begin Records for the task

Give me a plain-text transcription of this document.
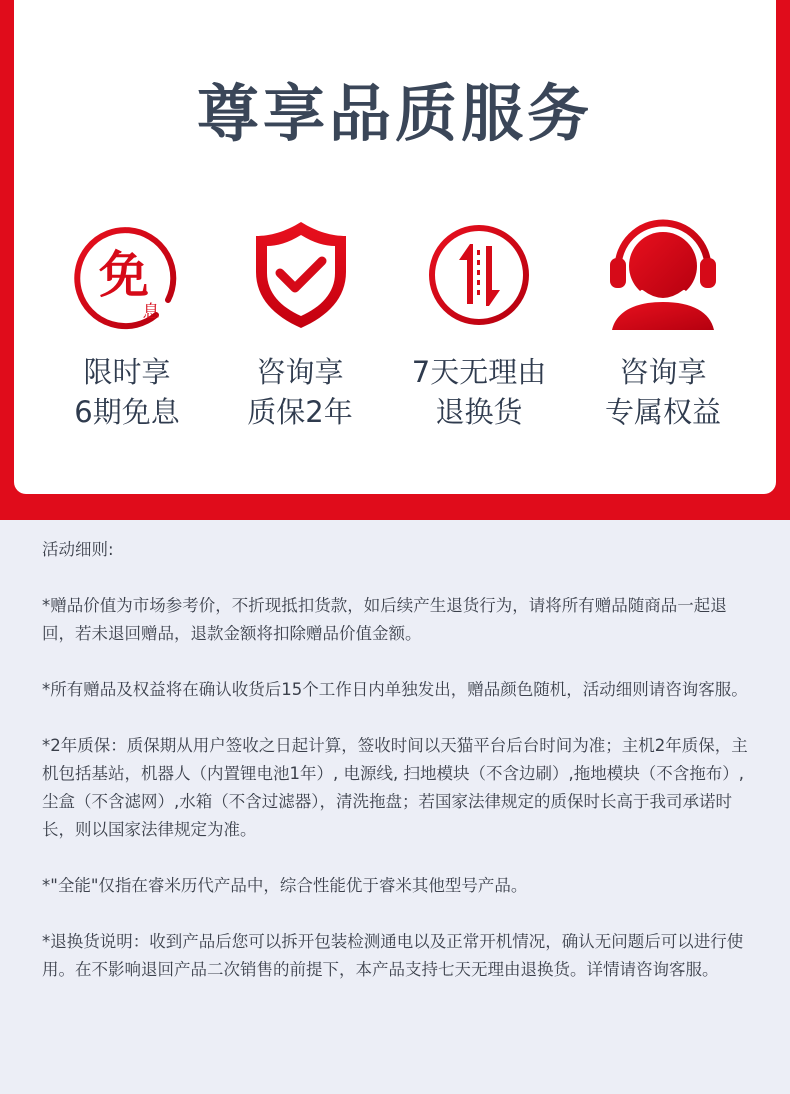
尊享品质服务
免
息
限时享
6期免息
咨询享
质保2年
7天无理由
退换货
咨询享
专属权益

活动细则:

*赠品价值为市场参考价，不折现抵扣货款，如后续产生退货行为，请将所有赠品随商品一起退回，若未退回赠品，退款金额将扣除赠品价值金额。

*所有赠品及权益将在确认收货后15个工作日内单独发出，赠品颜色随机，活动细则请咨询客服。

*2年质保：质保期从用户签收之日起计算，签收时间以天猫平台后台时间为准；主机2年质保，主机包括基站，机器人（内置锂电池1年）, 电源线, 扫地模块（不含边刷）,拖地模块（不含拖布）,尘盒（不含滤网）,水箱（不含过滤器），清洗拖盘；若国家法律规定的质保时长高于我司承诺时长，则以国家法律规定为准。

*"全能"仅指在睿米历代产品中，综合性能优于睿米其他型号产品。

*退换货说明：收到产品后您可以拆开包装检测通电以及正常开机情况，确认无问题后可以进行使用。在不影响退回产品二次销售的前提下，本产品支持七天无理由退换货。详情请咨询客服。
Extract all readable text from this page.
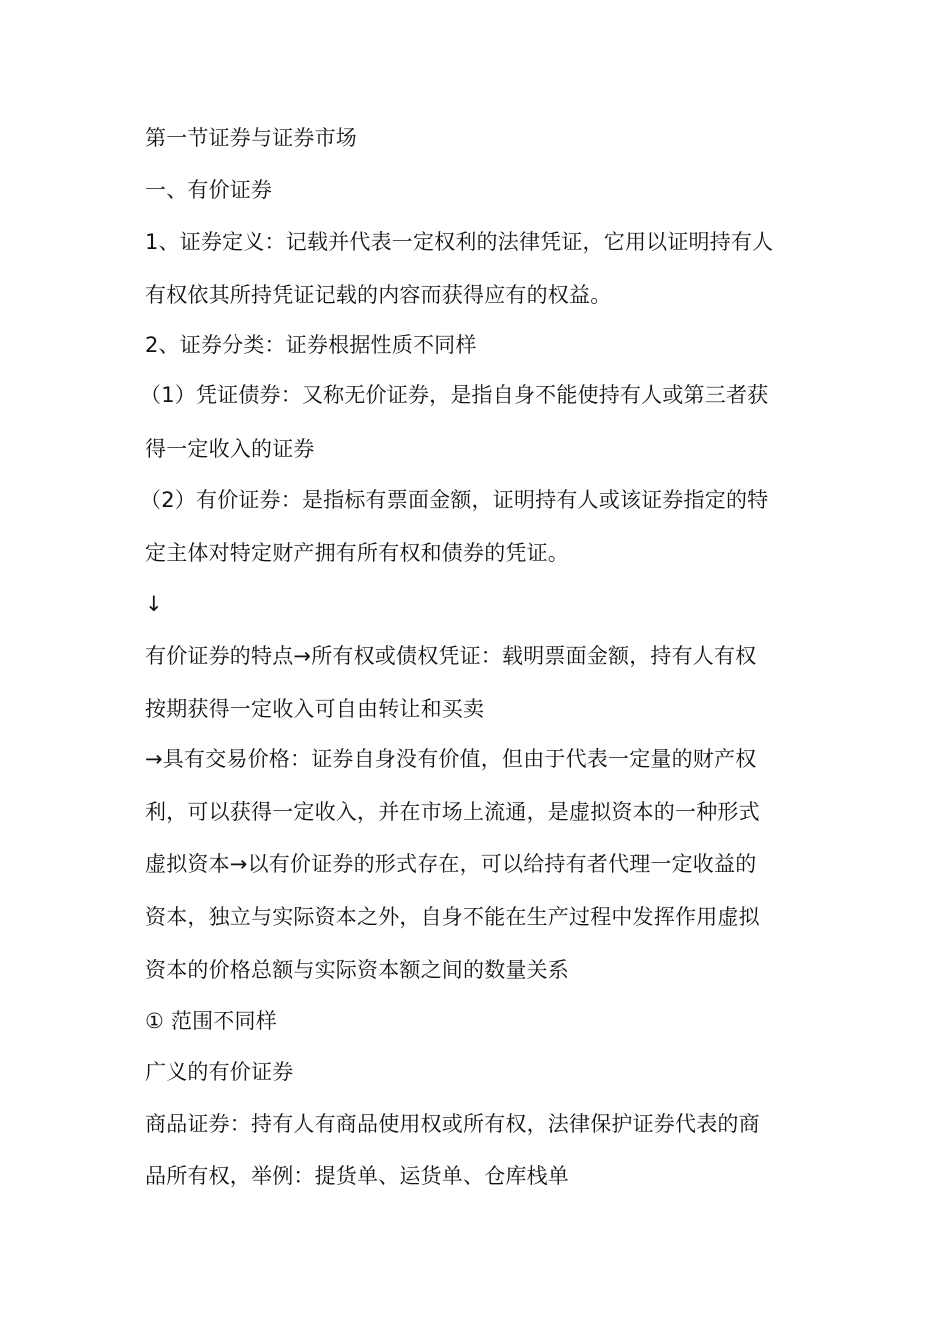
第一节证券与证券市场
一、有价证券
1、证券定义：记载并代表一定权利的法律凭证，它用以证明持有人
有权依其所持凭证记载的内容而获得应有的权益。
2、证券分类：证券根据性质不同样
（1）凭证债券：又称无价证券，是指自身不能使持有人或第三者获
得一定收入的证券
（2）有价证券：是指标有票面金额，证明持有人或该证券指定的特
定主体对特定财产拥有所有权和债券的凭证。
↓
有价证券的特点→所有权或债权凭证：载明票面金额，持有人有权
按期获得一定收入可自由转让和买卖
→具有交易价格：证券自身没有价值，但由于代表一定量的财产权
利，可以获得一定收入，并在市场上流通，是虚拟资本的一种形式
虚拟资本→以有价证券的形式存在，可以给持有者代理一定收益的
资本，独立与实际资本之外，自身不能在生产过程中发挥作用虚拟
资本的价格总额与实际资本额之间的数量关系
① 范围不同样
广义的有价证券
商品证券：持有人有商品使用权或所有权，法律保护证券代表的商
品所有权，举例：提货单、运货单、仓库栈单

end Records for the task

- [Exercise prompt]:
Exactly the lines from the line containing "Extract all readable text from this page." through the last line of the entries above are to be quoted, both included, and nothing else. Pictures are left out.

- [Completed task]:
Extract all readable text from this page.
第一节证券与证券市场
一、有价证券
1、证券定义：记载并代表一定权利的法律凭证，它用以证明持有人
有权依其所持凭证记载的内容而获得应有的权益。
2、证券分类：证券根据性质不同样
（1）凭证债券：又称无价证券，是指自身不能使持有人或第三者获
得一定收入的证券
（2）有价证券：是指标有票面金额，证明持有人或该证券指定的特
定主体对特定财产拥有所有权和债券的凭证。
↓
有价证券的特点→所有权或债权凭证：载明票面金额，持有人有权
按期获得一定收入可自由转让和买卖
→具有交易价格：证券自身没有价值，但由于代表一定量的财产权
利，可以获得一定收入，并在市场上流通，是虚拟资本的一种形式
虚拟资本→以有价证券的形式存在，可以给持有者代理一定收益的
资本，独立与实际资本之外，自身不能在生产过程中发挥作用虚拟
资本的价格总额与实际资本额之间的数量关系
① 范围不同样
广义的有价证券
商品证券：持有人有商品使用权或所有权，法律保护证券代表的商
品所有权，举例：提货单、运货单、仓库栈单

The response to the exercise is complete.